====== RECORDS SHOWN

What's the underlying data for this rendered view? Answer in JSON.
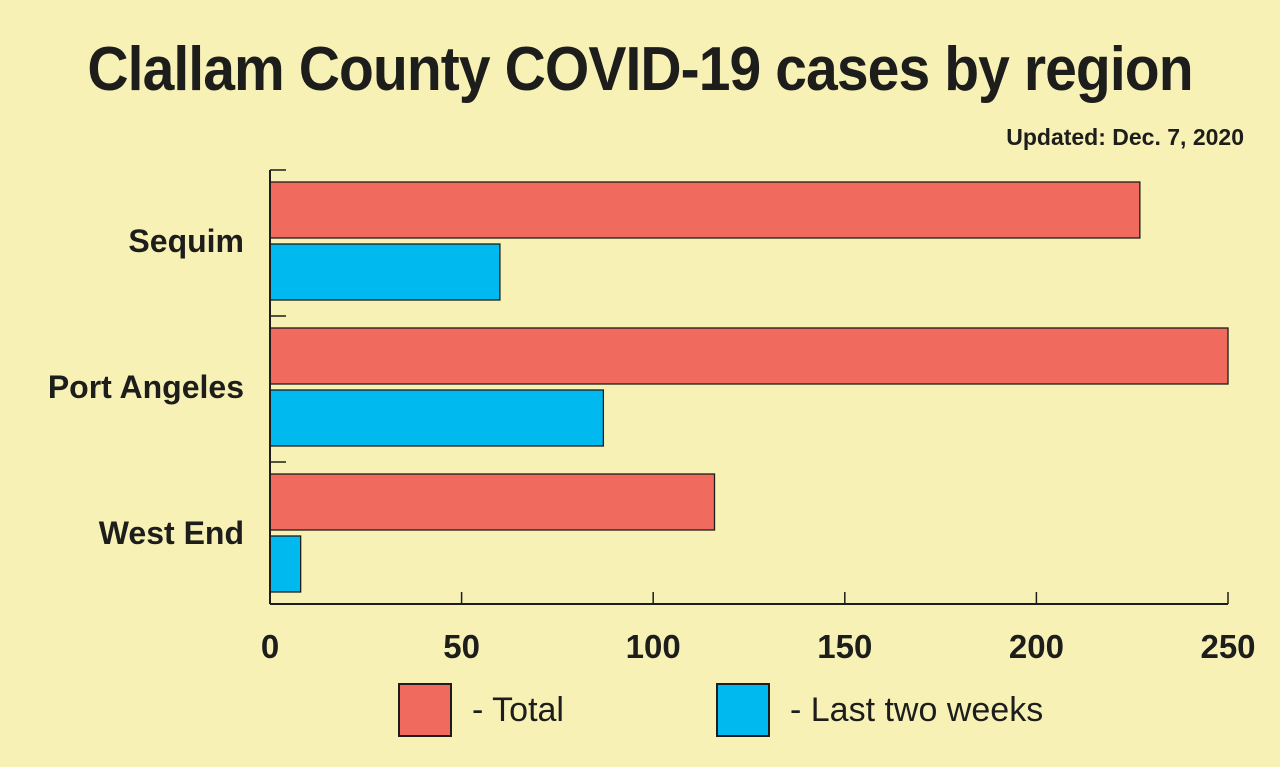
{
  "title": "Clallam County COVID-19 cases by region",
  "subtitle": "Updated: Dec. 7, 2020",
  "colors": {
    "background": "#f7f1b6",
    "total": "#f16a5e",
    "recent": "#00b9ef",
    "ink": "#1d1d1b"
  },
  "legend": {
    "total": "- Total",
    "recent": "- Last two weeks"
  },
  "chart_data": {
    "type": "bar",
    "orientation": "horizontal",
    "categories": [
      "Sequim",
      "Port Angeles",
      "West End"
    ],
    "series": [
      {
        "name": "- Total",
        "values": [
          227,
          250,
          116
        ]
      },
      {
        "name": "- Last two weeks",
        "values": [
          60,
          87,
          8
        ]
      }
    ],
    "xlim": [
      0,
      250
    ],
    "xticks": [
      "0",
      "50",
      "100",
      "150",
      "200",
      "250"
    ],
    "grid": false,
    "legend_position": "bottom"
  }
}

============

### GIVEN TASK
Transcribe all of the records above character for character. Exclude the pictures.

### RESPONSE
What's the underlying data for this rendered view? Answer in JSON.
{
  "title": "Clallam County COVID-19 cases by region",
  "subtitle": "Updated: Dec. 7, 2020",
  "colors": {
    "background": "#f7f1b6",
    "total": "#f16a5e",
    "recent": "#00b9ef",
    "ink": "#1d1d1b"
  },
  "legend": {
    "total": "- Total",
    "recent": "- Last two weeks"
  },
  "chart_data": {
    "type": "bar",
    "orientation": "horizontal",
    "categories": [
      "Sequim",
      "Port Angeles",
      "West End"
    ],
    "series": [
      {
        "name": "- Total",
        "values": [
          227,
          250,
          116
        ]
      },
      {
        "name": "- Last two weeks",
        "values": [
          60,
          87,
          8
        ]
      }
    ],
    "xlim": [
      0,
      250
    ],
    "xticks": [
      "0",
      "50",
      "100",
      "150",
      "200",
      "250"
    ],
    "grid": false,
    "legend_position": "bottom"
  }
}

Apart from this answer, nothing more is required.